Figure contents as structured data:
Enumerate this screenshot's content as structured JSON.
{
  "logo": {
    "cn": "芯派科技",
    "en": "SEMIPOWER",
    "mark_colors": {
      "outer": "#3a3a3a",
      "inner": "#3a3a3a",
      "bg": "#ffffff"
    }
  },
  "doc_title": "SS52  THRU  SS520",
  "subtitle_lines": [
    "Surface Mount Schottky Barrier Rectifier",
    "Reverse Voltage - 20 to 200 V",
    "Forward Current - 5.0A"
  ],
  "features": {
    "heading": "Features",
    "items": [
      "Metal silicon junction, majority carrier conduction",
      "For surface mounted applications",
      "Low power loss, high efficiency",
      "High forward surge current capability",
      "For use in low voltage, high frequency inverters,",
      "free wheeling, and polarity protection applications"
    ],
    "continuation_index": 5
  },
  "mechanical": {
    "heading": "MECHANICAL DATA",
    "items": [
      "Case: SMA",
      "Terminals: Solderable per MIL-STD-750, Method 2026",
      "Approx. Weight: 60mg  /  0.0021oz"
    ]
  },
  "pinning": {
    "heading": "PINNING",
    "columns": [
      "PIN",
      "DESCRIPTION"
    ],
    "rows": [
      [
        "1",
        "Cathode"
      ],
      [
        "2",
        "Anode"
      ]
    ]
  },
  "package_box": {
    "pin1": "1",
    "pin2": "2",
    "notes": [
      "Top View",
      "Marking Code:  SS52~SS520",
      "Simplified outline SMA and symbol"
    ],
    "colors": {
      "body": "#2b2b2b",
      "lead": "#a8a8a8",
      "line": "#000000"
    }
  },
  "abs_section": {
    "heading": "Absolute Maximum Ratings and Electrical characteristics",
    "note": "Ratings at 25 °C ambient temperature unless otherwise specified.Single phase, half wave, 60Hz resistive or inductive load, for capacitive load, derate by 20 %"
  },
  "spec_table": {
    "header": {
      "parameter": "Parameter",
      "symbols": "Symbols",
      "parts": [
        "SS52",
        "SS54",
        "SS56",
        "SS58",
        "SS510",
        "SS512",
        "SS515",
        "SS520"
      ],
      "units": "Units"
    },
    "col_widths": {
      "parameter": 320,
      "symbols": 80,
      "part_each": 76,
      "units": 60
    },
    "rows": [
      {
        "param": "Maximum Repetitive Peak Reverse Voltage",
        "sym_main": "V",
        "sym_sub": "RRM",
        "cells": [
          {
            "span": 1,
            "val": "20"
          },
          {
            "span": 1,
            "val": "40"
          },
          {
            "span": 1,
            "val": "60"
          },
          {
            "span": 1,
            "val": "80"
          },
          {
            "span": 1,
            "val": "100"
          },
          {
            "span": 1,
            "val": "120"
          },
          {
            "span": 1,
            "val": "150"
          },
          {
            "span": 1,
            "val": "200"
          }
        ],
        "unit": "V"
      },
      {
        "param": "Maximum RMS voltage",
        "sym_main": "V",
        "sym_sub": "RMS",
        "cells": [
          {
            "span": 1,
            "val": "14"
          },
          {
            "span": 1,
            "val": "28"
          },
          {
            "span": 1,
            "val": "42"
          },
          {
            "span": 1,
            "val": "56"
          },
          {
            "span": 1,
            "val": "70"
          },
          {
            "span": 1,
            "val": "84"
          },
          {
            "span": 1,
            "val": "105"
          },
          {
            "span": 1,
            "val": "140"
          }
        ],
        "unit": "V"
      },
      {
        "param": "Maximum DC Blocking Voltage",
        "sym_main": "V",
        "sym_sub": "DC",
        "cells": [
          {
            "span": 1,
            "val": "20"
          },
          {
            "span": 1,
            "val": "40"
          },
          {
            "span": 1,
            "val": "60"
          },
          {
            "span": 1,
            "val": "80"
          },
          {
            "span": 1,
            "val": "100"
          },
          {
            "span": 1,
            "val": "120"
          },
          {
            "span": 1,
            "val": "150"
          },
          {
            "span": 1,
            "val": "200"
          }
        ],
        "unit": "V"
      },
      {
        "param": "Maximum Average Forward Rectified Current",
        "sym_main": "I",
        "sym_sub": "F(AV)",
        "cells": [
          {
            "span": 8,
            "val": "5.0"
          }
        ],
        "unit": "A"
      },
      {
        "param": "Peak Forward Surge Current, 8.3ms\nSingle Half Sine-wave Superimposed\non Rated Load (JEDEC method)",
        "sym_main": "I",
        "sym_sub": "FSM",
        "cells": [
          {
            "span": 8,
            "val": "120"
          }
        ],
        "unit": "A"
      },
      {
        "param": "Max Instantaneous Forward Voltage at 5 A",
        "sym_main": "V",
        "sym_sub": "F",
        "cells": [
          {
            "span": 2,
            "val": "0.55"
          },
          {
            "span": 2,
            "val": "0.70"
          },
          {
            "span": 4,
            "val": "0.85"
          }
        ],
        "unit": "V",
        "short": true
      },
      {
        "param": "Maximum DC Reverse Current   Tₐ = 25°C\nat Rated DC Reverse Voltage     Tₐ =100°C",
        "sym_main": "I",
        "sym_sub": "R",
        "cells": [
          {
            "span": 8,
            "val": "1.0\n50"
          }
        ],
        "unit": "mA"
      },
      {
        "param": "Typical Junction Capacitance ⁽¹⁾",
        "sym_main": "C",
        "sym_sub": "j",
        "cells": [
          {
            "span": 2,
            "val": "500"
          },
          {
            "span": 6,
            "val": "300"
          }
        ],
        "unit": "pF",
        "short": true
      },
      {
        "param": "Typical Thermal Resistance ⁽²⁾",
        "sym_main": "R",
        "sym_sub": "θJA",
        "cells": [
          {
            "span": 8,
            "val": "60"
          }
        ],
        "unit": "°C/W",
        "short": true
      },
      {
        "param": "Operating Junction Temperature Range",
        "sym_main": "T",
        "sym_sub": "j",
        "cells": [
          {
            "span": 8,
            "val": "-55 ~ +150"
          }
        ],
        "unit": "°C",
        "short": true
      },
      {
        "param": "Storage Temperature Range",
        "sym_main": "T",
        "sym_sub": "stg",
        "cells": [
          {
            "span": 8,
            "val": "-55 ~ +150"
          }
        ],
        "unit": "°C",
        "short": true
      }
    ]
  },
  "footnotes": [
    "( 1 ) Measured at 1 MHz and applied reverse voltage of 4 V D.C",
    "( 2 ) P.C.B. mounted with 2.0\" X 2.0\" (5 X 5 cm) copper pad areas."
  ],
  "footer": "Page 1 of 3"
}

PROBLEM DESCRIPTION: Each entry is to be returned in full, character for character.

WORKED ANSWER:
Enumerate this screenshot's content as structured JSON.
{
  "logo": {
    "cn": "芯派科技",
    "en": "SEMIPOWER",
    "mark_colors": {
      "outer": "#3a3a3a",
      "inner": "#3a3a3a",
      "bg": "#ffffff"
    }
  },
  "doc_title": "SS52  THRU  SS520",
  "subtitle_lines": [
    "Surface Mount Schottky Barrier Rectifier",
    "Reverse Voltage - 20 to 200 V",
    "Forward Current - 5.0A"
  ],
  "features": {
    "heading": "Features",
    "items": [
      "Metal silicon junction, majority carrier conduction",
      "For surface mounted applications",
      "Low power loss, high efficiency",
      "High forward surge current capability",
      "For use in low voltage, high frequency inverters,",
      "free wheeling, and polarity protection applications"
    ],
    "continuation_index": 5
  },
  "mechanical": {
    "heading": "MECHANICAL DATA",
    "items": [
      "Case: SMA",
      "Terminals: Solderable per MIL-STD-750, Method 2026",
      "Approx. Weight: 60mg  /  0.0021oz"
    ]
  },
  "pinning": {
    "heading": "PINNING",
    "columns": [
      "PIN",
      "DESCRIPTION"
    ],
    "rows": [
      [
        "1",
        "Cathode"
      ],
      [
        "2",
        "Anode"
      ]
    ]
  },
  "package_box": {
    "pin1": "1",
    "pin2": "2",
    "notes": [
      "Top View",
      "Marking Code:  SS52~SS520",
      "Simplified outline SMA and symbol"
    ],
    "colors": {
      "body": "#2b2b2b",
      "lead": "#a8a8a8",
      "line": "#000000"
    }
  },
  "abs_section": {
    "heading": "Absolute Maximum Ratings and Electrical characteristics",
    "note": "Ratings at 25 °C ambient temperature unless otherwise specified.Single phase, half wave, 60Hz resistive or inductive load, for capacitive load, derate by 20 %"
  },
  "spec_table": {
    "header": {
      "parameter": "Parameter",
      "symbols": "Symbols",
      "parts": [
        "SS52",
        "SS54",
        "SS56",
        "SS58",
        "SS510",
        "SS512",
        "SS515",
        "SS520"
      ],
      "units": "Units"
    },
    "col_widths": {
      "parameter": 320,
      "symbols": 80,
      "part_each": 76,
      "units": 60
    },
    "rows": [
      {
        "param": "Maximum Repetitive Peak Reverse Voltage",
        "sym_main": "V",
        "sym_sub": "RRM",
        "cells": [
          {
            "span": 1,
            "val": "20"
          },
          {
            "span": 1,
            "val": "40"
          },
          {
            "span": 1,
            "val": "60"
          },
          {
            "span": 1,
            "val": "80"
          },
          {
            "span": 1,
            "val": "100"
          },
          {
            "span": 1,
            "val": "120"
          },
          {
            "span": 1,
            "val": "150"
          },
          {
            "span": 1,
            "val": "200"
          }
        ],
        "unit": "V"
      },
      {
        "param": "Maximum RMS voltage",
        "sym_main": "V",
        "sym_sub": "RMS",
        "cells": [
          {
            "span": 1,
            "val": "14"
          },
          {
            "span": 1,
            "val": "28"
          },
          {
            "span": 1,
            "val": "42"
          },
          {
            "span": 1,
            "val": "56"
          },
          {
            "span": 1,
            "val": "70"
          },
          {
            "span": 1,
            "val": "84"
          },
          {
            "span": 1,
            "val": "105"
          },
          {
            "span": 1,
            "val": "140"
          }
        ],
        "unit": "V"
      },
      {
        "param": "Maximum DC Blocking Voltage",
        "sym_main": "V",
        "sym_sub": "DC",
        "cells": [
          {
            "span": 1,
            "val": "20"
          },
          {
            "span": 1,
            "val": "40"
          },
          {
            "span": 1,
            "val": "60"
          },
          {
            "span": 1,
            "val": "80"
          },
          {
            "span": 1,
            "val": "100"
          },
          {
            "span": 1,
            "val": "120"
          },
          {
            "span": 1,
            "val": "150"
          },
          {
            "span": 1,
            "val": "200"
          }
        ],
        "unit": "V"
      },
      {
        "param": "Maximum Average Forward Rectified Current",
        "sym_main": "I",
        "sym_sub": "F(AV)",
        "cells": [
          {
            "span": 8,
            "val": "5.0"
          }
        ],
        "unit": "A"
      },
      {
        "param": "Peak Forward Surge Current, 8.3ms\nSingle Half Sine-wave Superimposed\non Rated Load (JEDEC method)",
        "sym_main": "I",
        "sym_sub": "FSM",
        "cells": [
          {
            "span": 8,
            "val": "120"
          }
        ],
        "unit": "A"
      },
      {
        "param": "Max Instantaneous Forward Voltage at 5 A",
        "sym_main": "V",
        "sym_sub": "F",
        "cells": [
          {
            "span": 2,
            "val": "0.55"
          },
          {
            "span": 2,
            "val": "0.70"
          },
          {
            "span": 4,
            "val": "0.85"
          }
        ],
        "unit": "V",
        "short": true
      },
      {
        "param": "Maximum DC Reverse Current   Tₐ = 25°C\nat Rated DC Reverse Voltage     Tₐ =100°C",
        "sym_main": "I",
        "sym_sub": "R",
        "cells": [
          {
            "span": 8,
            "val": "1.0\n50"
          }
        ],
        "unit": "mA"
      },
      {
        "param": "Typical Junction Capacitance ⁽¹⁾",
        "sym_main": "C",
        "sym_sub": "j",
        "cells": [
          {
            "span": 2,
            "val": "500"
          },
          {
            "span": 6,
            "val": "300"
          }
        ],
        "unit": "pF",
        "short": true
      },
      {
        "param": "Typical Thermal Resistance ⁽²⁾",
        "sym_main": "R",
        "sym_sub": "θJA",
        "cells": [
          {
            "span": 8,
            "val": "60"
          }
        ],
        "unit": "°C/W",
        "short": true
      },
      {
        "param": "Operating Junction Temperature Range",
        "sym_main": "T",
        "sym_sub": "j",
        "cells": [
          {
            "span": 8,
            "val": "-55 ~ +150"
          }
        ],
        "unit": "°C",
        "short": true
      },
      {
        "param": "Storage Temperature Range",
        "sym_main": "T",
        "sym_sub": "stg",
        "cells": [
          {
            "span": 8,
            "val": "-55 ~ +150"
          }
        ],
        "unit": "°C",
        "short": true
      }
    ]
  },
  "footnotes": [
    "( 1 ) Measured at 1 MHz and applied reverse voltage of 4 V D.C",
    "( 2 ) P.C.B. mounted with 2.0\" X 2.0\" (5 X 5 cm) copper pad areas."
  ],
  "footer": "Page 1 of 3"
}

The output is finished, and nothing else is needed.